**Problem description**
Starting at the line that holds "Output the text content of this document.", copy every line exactly through the end of the data, and no others.

**Entries**
# # #

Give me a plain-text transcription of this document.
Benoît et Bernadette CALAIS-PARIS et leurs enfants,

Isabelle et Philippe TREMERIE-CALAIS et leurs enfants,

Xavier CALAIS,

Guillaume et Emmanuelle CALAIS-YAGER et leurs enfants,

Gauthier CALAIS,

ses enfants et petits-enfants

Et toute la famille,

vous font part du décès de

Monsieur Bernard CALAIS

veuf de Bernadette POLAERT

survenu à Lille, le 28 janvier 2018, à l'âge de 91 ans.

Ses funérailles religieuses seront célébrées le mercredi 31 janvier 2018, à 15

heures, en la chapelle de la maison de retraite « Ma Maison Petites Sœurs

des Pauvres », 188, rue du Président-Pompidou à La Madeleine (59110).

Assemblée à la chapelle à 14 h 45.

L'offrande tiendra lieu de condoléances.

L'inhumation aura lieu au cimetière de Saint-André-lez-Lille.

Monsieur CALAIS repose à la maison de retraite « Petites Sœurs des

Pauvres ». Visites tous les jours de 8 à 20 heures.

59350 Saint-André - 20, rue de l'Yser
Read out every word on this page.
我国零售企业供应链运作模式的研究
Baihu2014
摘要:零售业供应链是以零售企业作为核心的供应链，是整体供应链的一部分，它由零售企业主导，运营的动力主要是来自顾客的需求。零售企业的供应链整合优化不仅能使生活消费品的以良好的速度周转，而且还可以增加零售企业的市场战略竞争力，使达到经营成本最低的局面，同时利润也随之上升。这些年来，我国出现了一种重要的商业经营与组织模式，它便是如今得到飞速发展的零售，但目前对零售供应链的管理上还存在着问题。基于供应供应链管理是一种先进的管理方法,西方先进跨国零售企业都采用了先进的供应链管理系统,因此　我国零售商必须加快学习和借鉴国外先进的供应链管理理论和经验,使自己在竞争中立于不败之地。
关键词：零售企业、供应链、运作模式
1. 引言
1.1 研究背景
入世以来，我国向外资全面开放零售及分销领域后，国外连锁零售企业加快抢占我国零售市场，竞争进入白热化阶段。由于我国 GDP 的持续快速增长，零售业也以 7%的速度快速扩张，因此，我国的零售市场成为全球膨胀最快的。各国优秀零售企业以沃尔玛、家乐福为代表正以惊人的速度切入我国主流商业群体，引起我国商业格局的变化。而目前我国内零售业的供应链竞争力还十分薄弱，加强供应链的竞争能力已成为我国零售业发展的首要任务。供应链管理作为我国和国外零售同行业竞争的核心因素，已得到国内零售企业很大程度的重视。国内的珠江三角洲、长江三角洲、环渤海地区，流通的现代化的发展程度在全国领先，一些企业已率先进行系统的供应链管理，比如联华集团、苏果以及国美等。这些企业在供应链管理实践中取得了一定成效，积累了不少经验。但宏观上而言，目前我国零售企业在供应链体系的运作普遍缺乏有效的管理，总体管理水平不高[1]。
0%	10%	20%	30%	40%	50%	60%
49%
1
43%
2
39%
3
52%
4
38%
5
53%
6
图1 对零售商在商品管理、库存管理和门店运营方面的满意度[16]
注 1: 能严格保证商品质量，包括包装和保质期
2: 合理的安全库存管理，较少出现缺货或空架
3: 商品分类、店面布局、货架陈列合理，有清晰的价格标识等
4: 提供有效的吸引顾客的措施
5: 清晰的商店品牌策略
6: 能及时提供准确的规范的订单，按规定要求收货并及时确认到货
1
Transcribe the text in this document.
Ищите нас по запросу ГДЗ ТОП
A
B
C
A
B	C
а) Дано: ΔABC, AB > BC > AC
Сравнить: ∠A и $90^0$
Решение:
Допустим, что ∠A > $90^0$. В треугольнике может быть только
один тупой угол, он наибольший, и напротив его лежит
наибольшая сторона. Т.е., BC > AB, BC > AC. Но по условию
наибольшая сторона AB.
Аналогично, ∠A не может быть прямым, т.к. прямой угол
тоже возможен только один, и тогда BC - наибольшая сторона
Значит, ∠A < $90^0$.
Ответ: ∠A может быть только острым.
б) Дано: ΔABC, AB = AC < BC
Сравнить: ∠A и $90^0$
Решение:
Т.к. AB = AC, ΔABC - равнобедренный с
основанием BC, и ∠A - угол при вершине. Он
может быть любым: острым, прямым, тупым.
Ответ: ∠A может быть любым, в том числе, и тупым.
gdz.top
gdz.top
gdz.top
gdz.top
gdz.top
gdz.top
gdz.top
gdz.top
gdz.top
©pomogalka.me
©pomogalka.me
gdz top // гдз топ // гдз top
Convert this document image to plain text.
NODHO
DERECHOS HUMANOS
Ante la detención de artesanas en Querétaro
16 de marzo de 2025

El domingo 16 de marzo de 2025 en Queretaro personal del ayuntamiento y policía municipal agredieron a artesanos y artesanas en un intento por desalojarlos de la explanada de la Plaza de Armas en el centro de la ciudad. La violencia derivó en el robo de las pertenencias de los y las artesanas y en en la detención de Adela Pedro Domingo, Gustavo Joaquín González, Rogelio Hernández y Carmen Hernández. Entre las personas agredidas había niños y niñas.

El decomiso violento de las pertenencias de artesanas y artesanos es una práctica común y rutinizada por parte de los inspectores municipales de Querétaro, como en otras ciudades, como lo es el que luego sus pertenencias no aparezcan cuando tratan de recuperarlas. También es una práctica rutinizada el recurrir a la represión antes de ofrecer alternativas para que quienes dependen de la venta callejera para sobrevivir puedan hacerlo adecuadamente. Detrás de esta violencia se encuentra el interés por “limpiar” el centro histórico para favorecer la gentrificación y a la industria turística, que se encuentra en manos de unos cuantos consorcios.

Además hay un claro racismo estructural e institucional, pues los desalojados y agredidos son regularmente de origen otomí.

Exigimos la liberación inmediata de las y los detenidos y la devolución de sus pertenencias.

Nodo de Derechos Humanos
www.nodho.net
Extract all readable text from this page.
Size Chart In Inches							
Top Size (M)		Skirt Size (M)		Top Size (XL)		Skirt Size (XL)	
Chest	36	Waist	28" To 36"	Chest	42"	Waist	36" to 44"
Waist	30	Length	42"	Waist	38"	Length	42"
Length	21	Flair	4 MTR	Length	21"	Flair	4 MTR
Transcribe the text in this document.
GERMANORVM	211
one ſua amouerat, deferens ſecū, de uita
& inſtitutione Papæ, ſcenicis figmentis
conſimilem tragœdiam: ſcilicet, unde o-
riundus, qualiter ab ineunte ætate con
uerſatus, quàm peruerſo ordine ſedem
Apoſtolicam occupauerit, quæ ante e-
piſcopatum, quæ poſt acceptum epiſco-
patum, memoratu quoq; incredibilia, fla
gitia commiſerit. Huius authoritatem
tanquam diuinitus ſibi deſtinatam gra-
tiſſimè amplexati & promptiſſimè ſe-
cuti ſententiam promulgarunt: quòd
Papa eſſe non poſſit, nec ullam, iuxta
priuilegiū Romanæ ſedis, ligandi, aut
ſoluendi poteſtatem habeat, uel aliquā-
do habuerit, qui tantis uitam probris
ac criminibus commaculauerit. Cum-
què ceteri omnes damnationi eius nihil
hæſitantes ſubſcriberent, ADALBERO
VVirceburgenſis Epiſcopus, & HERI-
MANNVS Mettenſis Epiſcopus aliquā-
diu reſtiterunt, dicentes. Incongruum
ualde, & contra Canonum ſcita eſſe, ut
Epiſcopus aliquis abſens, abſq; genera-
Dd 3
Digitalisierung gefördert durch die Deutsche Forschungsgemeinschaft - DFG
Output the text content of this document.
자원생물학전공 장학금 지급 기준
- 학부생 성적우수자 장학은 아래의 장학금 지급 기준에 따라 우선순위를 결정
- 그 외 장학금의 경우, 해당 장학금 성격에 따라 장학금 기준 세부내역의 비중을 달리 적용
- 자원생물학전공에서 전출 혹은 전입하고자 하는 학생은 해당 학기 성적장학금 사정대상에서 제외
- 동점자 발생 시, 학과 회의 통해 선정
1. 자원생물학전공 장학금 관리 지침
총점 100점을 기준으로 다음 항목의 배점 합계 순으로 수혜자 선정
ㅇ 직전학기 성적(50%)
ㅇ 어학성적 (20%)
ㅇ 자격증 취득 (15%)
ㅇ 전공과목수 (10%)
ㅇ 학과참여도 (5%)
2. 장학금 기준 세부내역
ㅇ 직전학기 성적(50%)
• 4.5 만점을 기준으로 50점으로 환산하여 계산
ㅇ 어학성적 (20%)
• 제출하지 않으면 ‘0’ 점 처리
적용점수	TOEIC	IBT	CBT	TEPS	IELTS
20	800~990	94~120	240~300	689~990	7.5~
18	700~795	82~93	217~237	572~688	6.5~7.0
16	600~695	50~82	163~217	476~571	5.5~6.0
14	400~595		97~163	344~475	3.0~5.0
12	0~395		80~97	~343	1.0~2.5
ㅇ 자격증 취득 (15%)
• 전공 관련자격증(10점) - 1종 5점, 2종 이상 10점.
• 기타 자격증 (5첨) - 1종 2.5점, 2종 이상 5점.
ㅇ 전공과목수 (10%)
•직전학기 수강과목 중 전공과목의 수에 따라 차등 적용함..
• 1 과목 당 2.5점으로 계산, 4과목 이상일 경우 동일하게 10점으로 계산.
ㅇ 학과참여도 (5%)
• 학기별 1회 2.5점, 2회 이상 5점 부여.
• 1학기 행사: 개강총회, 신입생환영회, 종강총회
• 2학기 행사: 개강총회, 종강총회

# # #

**Exercise output**
Output the text content of this document.
자원생물학전공 장학금 지급 기준
- 학부생 성적우수자 장학은 아래의 장학금 지급 기준에 따라 우선순위를 결정
- 그 외 장학금의 경우, 해당 장학금 성격에 따라 장학금 기준 세부내역의 비중을 달리 적용
- 자원생물학전공에서 전출 혹은 전입하고자 하는 학생은 해당 학기 성적장학금 사정대상에서 제외
- 동점자 발생 시, 학과 회의 통해 선정
1. 자원생물학전공 장학금 관리 지침
총점 100점을 기준으로 다음 항목의 배점 합계 순으로 수혜자 선정
ㅇ 직전학기 성적(50%)
ㅇ 어학성적 (20%)
ㅇ 자격증 취득 (15%)
ㅇ 전공과목수 (10%)
ㅇ 학과참여도 (5%)
2. 장학금 기준 세부내역
ㅇ 직전학기 성적(50%)
• 4.5 만점을 기준으로 50점으로 환산하여 계산
ㅇ 어학성적 (20%)
• 제출하지 않으면 ‘0’ 점 처리
적용점수	TOEIC	IBT	CBT	TEPS	IELTS
20	800~990	94~120	240~300	689~990	7.5~
18	700~795	82~93	217~237	572~688	6.5~7.0
16	600~695	50~82	163~217	476~571	5.5~6.0
14	400~595		97~163	344~475	3.0~5.0
12	0~395		80~97	~343	1.0~2.5
ㅇ 자격증 취득 (15%)
• 전공 관련자격증(10점) - 1종 5점, 2종 이상 10점.
• 기타 자격증 (5첨) - 1종 2.5점, 2종 이상 5점.
ㅇ 전공과목수 (10%)
•직전학기 수강과목 중 전공과목의 수에 따라 차등 적용함..
• 1 과목 당 2.5점으로 계산, 4과목 이상일 경우 동일하게 10점으로 계산.
ㅇ 학과참여도 (5%)
• 학기별 1회 2.5점, 2회 이상 5점 부여.
• 1학기 행사: 개강총회, 신입생환영회, 종강총회
• 2학기 행사: 개강총회, 종강총회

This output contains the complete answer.